___ TEXT SHOWN ___

Is there an undercurrent of misogynistic behavior in the blogosphere? One that the anonymity of the medium encourages? I would love to hear what FbL, Bookie, and ninme have to say about it. I am a bit late on blogg'n on this, and perhaps they already posted on it, but this bit in The Washington Post from 30 April I think is very interesting.
Arianna Huffington, whose Huffington Post site is among the most prominent of blogs founded by women, said anonymity online has allowed "a lot of those dark prejudices towards women to surface."
Joan Walsh, editor in chief of the online magazine Salon, said that since the letters section of her site was automated a year and a half ago, "it's been hard to ignore that the criticisms of women writers are much more brutal and vicious than those about men."
...
Kathy Sierra, who won a large following by blogging about designing software that makes people happy, became a target of anonymous online attacks that included photos of her with a noose around her neck and a muzzle over her mouth....
Sierra, whose recent case has attracted international attention, has suspended blogging. Other women have censored themselves, turned to private forums or closed comments on blogs. Many use gender-neutral pseudonyms. Some just gut it out. But the effect of repeated harassment, bloggers and experts interviewed said, is to make women reluctant to participate online -- undercutting the promise of the Internet as an egalitarian forum.

___

[TASK INSTRUCTIONS]
a - In the blog post on misogyny online, what does Arianna Huffington say has allowed prejudices toward women to come out? Answer in one to three sentences.
b - Decide whether each statement agrees with the blog post on misogyny online. Answer yes or no for each, and quote the words of the post that decide it.
(i) Kathy Sierra has stopped blogging for now.
(ii) The Washington Post piece quoted in the post is dated 30 April.
(iii) Joan Walsh says criticisms of male writers on Salon are harsher than those of female writers.
The lines after this point are separate material with no connection to the blog post on misogyny online.

___ DATA SECTION ___

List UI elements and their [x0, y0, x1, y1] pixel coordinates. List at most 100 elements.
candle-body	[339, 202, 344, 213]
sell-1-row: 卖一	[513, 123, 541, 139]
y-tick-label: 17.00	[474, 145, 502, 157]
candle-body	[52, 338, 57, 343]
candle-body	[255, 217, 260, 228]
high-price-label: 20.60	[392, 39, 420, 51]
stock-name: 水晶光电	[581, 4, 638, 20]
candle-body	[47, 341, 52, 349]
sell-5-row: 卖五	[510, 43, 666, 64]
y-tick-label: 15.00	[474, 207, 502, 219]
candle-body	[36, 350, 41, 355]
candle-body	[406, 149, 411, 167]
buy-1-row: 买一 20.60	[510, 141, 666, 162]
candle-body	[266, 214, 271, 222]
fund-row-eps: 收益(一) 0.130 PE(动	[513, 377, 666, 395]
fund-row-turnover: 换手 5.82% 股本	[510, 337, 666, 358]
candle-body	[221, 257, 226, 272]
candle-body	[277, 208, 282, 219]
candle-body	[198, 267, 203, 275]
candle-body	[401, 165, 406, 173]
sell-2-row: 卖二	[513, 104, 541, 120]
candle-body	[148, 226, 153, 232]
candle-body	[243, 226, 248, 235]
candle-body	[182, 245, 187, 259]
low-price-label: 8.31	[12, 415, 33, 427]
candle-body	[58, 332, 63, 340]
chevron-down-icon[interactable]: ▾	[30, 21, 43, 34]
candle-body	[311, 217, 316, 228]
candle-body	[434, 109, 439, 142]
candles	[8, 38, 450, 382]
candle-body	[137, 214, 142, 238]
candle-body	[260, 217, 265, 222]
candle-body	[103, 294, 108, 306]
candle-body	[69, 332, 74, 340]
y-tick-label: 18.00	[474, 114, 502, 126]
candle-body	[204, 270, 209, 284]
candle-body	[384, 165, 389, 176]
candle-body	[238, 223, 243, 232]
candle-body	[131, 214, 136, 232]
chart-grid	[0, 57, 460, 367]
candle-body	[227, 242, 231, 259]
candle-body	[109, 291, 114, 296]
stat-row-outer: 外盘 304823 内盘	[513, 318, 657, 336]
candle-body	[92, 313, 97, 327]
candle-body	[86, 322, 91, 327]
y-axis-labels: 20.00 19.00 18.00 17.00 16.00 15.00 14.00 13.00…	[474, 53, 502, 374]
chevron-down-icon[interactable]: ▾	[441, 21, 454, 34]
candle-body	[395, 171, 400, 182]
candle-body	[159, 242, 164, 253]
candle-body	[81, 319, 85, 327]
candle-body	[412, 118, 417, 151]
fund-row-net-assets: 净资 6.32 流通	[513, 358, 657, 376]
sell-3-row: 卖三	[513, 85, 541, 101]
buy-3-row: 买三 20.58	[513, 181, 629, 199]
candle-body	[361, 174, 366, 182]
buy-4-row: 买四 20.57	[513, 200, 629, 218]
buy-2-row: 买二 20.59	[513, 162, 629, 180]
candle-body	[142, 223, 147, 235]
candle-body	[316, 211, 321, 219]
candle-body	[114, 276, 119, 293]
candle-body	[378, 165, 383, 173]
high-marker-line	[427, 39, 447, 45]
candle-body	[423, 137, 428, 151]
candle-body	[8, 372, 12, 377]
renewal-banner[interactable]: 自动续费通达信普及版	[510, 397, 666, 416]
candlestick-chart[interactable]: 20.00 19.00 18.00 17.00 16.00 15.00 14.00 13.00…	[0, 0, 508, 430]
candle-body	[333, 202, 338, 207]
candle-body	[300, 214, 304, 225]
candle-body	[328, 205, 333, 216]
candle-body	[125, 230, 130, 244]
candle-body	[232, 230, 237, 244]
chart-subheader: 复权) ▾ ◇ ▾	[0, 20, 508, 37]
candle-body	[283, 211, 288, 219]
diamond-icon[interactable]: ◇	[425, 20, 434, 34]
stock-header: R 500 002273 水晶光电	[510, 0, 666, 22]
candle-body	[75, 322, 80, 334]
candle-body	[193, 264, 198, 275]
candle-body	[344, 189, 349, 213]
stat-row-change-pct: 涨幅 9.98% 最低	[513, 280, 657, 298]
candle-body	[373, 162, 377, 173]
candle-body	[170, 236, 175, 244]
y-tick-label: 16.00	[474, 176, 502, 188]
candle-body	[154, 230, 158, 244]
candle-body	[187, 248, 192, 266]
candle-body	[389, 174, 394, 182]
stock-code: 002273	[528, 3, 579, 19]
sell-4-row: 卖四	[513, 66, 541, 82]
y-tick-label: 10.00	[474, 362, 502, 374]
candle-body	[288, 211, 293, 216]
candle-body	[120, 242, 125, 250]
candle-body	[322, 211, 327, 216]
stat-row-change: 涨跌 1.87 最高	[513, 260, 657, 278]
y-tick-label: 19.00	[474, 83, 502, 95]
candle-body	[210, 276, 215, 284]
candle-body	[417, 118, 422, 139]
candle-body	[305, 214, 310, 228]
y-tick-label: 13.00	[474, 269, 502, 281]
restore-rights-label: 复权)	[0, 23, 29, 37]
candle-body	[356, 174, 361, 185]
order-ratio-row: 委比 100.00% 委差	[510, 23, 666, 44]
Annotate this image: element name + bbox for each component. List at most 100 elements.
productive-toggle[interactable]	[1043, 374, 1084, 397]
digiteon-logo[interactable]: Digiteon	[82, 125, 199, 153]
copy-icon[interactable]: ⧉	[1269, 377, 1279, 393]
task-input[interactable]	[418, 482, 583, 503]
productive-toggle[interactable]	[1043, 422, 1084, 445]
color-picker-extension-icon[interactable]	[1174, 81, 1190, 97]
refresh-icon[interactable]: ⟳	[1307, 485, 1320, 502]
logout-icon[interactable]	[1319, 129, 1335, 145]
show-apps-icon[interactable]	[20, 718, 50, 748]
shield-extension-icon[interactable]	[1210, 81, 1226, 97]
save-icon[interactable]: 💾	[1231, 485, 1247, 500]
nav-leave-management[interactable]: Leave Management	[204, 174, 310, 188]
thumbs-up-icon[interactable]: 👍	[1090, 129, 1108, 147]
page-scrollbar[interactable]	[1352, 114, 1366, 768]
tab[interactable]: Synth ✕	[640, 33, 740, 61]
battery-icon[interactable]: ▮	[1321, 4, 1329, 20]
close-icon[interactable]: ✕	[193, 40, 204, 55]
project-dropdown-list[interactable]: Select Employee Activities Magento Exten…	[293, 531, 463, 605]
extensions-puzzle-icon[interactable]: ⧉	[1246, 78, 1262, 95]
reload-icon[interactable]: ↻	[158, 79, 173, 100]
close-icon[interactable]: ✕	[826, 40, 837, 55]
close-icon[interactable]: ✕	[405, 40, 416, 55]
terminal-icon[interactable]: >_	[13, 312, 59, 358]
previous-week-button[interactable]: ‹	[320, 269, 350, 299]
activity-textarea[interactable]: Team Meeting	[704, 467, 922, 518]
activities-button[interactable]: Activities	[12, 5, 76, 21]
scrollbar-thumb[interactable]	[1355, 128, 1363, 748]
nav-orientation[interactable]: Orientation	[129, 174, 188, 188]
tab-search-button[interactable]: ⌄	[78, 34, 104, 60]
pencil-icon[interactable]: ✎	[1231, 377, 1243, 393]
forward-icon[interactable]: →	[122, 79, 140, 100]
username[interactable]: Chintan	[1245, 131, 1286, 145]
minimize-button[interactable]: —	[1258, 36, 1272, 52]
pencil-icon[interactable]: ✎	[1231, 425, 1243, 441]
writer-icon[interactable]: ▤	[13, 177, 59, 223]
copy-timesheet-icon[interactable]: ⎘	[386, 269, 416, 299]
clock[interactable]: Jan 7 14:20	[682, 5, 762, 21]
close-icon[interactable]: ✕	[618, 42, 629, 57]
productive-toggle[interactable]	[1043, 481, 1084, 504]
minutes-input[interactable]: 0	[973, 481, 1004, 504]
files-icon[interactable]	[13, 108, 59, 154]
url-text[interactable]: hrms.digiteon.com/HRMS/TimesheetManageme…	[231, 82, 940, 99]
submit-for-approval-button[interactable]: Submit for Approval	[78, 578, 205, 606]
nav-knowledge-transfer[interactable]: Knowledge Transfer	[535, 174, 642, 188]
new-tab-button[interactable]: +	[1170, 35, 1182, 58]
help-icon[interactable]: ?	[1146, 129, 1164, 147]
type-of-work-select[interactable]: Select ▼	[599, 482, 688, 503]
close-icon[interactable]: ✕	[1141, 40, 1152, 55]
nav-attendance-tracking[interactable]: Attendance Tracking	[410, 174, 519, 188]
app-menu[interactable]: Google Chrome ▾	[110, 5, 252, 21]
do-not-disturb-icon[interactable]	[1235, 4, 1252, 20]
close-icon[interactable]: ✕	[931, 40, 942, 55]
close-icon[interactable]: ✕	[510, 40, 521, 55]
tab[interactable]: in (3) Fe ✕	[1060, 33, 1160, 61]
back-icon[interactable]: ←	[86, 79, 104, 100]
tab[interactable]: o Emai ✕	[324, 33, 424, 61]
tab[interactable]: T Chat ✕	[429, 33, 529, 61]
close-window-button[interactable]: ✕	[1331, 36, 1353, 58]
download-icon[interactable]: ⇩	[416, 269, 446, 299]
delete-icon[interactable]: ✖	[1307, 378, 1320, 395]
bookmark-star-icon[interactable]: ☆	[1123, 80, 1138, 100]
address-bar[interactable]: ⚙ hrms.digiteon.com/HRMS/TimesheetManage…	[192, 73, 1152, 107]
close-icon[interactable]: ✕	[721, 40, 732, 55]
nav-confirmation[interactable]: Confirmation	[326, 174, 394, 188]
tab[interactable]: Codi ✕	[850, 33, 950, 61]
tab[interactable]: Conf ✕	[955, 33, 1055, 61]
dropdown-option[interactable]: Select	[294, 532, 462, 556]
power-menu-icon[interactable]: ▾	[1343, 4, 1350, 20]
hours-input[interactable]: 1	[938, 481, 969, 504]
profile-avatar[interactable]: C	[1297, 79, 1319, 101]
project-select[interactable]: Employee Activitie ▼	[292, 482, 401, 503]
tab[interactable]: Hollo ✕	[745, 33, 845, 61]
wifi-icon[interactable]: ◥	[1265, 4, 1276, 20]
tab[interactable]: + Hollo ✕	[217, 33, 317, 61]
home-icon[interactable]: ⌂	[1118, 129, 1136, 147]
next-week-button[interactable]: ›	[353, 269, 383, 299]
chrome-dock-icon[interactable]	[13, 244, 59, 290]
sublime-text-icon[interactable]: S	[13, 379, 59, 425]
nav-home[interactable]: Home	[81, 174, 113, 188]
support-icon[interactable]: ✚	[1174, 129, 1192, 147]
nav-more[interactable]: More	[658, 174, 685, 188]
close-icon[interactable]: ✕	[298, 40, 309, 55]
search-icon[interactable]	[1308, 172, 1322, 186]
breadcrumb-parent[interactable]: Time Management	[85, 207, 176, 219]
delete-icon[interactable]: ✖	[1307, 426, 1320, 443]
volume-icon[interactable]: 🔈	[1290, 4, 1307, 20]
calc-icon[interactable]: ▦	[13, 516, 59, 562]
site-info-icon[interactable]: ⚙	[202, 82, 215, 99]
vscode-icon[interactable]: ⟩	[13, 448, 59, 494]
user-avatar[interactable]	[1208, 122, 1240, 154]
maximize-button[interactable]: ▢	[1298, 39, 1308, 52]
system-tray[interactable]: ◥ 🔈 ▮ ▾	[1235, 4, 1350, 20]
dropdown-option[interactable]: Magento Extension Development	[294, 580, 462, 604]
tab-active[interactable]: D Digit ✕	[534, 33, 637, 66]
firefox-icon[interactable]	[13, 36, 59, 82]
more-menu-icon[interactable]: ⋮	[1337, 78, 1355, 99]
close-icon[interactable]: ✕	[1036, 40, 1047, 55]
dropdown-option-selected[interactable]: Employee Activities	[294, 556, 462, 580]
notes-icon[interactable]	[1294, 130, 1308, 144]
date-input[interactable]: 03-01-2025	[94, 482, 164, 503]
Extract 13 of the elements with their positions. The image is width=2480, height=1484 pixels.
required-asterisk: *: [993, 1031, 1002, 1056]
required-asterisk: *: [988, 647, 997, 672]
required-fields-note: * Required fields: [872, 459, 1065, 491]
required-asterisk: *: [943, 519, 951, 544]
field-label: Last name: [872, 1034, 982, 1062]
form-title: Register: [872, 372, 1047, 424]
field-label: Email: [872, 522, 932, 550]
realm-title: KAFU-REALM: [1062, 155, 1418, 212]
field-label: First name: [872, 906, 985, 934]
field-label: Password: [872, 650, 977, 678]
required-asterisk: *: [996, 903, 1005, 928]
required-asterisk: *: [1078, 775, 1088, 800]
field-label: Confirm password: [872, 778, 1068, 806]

___

[SOLUTION LIST]
a - Arianna Huffington says that anonymity online has allowed "a lot of those dark prejudices towards women to surface."

b -
(i) Yes: "Sierra, whose recent case has attracted international attention, has suspended blogging."
(ii) Yes: "this bit in The Washington Post from 30 April"
(iii) No: "the criticisms of women writers are much more brutal and vicious than those about men."